• Instruction: Print all the records exactly, please.

• Excerpted data:
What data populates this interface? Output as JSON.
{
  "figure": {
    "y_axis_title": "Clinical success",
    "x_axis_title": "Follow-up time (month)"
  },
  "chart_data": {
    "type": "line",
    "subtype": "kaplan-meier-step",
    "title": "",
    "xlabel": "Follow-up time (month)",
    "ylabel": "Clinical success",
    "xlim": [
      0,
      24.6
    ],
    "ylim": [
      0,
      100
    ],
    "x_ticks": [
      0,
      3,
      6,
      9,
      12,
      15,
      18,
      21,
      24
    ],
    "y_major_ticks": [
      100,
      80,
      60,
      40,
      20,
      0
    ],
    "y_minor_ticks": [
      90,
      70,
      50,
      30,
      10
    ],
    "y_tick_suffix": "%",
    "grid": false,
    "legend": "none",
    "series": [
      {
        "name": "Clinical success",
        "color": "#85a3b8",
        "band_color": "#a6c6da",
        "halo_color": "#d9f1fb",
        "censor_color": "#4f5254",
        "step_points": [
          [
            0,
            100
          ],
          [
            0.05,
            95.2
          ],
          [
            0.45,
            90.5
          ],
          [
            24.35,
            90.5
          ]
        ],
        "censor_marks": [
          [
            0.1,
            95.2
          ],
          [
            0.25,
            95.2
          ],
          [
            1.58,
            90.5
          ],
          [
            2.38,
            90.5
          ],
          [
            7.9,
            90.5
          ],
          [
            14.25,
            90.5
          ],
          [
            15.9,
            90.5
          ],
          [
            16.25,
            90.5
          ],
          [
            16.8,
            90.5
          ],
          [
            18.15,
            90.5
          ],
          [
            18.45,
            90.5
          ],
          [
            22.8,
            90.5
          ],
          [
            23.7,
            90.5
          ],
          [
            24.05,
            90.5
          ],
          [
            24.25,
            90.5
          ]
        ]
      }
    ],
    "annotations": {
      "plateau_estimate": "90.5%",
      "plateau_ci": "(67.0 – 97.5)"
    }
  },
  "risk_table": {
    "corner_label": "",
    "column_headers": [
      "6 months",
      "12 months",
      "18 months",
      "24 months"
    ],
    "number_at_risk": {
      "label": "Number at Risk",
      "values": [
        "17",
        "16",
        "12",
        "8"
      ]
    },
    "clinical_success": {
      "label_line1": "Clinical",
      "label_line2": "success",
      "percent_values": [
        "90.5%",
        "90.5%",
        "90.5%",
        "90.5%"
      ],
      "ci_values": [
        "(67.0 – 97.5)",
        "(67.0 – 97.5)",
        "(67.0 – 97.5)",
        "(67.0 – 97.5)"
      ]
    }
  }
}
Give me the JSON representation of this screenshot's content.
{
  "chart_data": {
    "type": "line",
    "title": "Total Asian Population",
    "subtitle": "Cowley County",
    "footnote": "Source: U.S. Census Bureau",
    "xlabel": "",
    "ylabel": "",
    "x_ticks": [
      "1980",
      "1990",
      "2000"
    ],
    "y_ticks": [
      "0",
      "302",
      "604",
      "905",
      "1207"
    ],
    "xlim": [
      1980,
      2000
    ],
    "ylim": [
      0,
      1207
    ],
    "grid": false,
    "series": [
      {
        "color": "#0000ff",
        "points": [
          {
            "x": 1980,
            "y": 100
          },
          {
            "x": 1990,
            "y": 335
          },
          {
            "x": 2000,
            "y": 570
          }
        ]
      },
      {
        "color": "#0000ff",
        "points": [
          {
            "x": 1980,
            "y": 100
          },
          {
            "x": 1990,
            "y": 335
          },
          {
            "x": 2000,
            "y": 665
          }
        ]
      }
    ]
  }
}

• Finished answer:
What data populates this interface? Output as JSON.
{
  "figure": {
    "y_axis_title": "Clinical success",
    "x_axis_title": "Follow-up time (month)"
  },
  "chart_data": {
    "type": "line",
    "subtype": "kaplan-meier-step",
    "title": "",
    "xlabel": "Follow-up time (month)",
    "ylabel": "Clinical success",
    "xlim": [
      0,
      24.6
    ],
    "ylim": [
      0,
      100
    ],
    "x_ticks": [
      0,
      3,
      6,
      9,
      12,
      15,
      18,
      21,
      24
    ],
    "y_major_ticks": [
      100,
      80,
      60,
      40,
      20,
      0
    ],
    "y_minor_ticks": [
      90,
      70,
      50,
      30,
      10
    ],
    "y_tick_suffix": "%",
    "grid": false,
    "legend": "none",
    "series": [
      {
        "name": "Clinical success",
        "color": "#85a3b8",
        "band_color": "#a6c6da",
        "halo_color": "#d9f1fb",
        "censor_color": "#4f5254",
        "step_points": [
          [
            0,
            100
          ],
          [
            0.05,
            95.2
          ],
          [
            0.45,
            90.5
          ],
          [
            24.35,
            90.5
          ]
        ],
        "censor_marks": [
          [
            0.1,
            95.2
          ],
          [
            0.25,
            95.2
          ],
          [
            1.58,
            90.5
          ],
          [
            2.38,
            90.5
          ],
          [
            7.9,
            90.5
          ],
          [
            14.25,
            90.5
          ],
          [
            15.9,
            90.5
          ],
          [
            16.25,
            90.5
          ],
          [
            16.8,
            90.5
          ],
          [
            18.15,
            90.5
          ],
          [
            18.45,
            90.5
          ],
          [
            22.8,
            90.5
          ],
          [
            23.7,
            90.5
          ],
          [
            24.05,
            90.5
          ],
          [
            24.25,
            90.5
          ]
        ]
      }
    ],
    "annotations": {
      "plateau_estimate": "90.5%",
      "plateau_ci": "(67.0 – 97.5)"
    }
  },
  "risk_table": {
    "corner_label": "",
    "column_headers": [
      "6 months",
      "12 months",
      "18 months",
      "24 months"
    ],
    "number_at_risk": {
      "label": "Number at Risk",
      "values": [
        "17",
        "16",
        "12",
        "8"
      ]
    },
    "clinical_success": {
      "label_line1": "Clinical",
      "label_line2": "success",
      "percent_values": [
        "90.5%",
        "90.5%",
        "90.5%",
        "90.5%"
      ],
      "ci_values": [
        "(67.0 – 97.5)",
        "(67.0 – 97.5)",
        "(67.0 – 97.5)",
        "(67.0 – 97.5)"
      ]
    }
  }
}
Give me the JSON representation of this screenshot's content.
{
  "chart_data": {
    "type": "line",
    "title": "Total Asian Population",
    "subtitle": "Cowley County",
    "footnote": "Source: U.S. Census Bureau",
    "xlabel": "",
    "ylabel": "",
    "x_ticks": [
      "1980",
      "1990",
      "2000"
    ],
    "y_ticks": [
      "0",
      "302",
      "604",
      "905",
      "1207"
    ],
    "xlim": [
      1980,
      2000
    ],
    "ylim": [
      0,
      1207
    ],
    "grid": false,
    "series": [
      {
        "color": "#0000ff",
        "points": [
          {
            "x": 1980,
            "y": 100
          },
          {
            "x": 1990,
            "y": 335
          },
          {
            "x": 2000,
            "y": 570
          }
        ]
      },
      {
        "color": "#0000ff",
        "points": [
          {
            "x": 1980,
            "y": 100
          },
          {
            "x": 1990,
            "y": 335
          },
          {
            "x": 2000,
            "y": 665
          }
        ]
      }
    ]
  }
}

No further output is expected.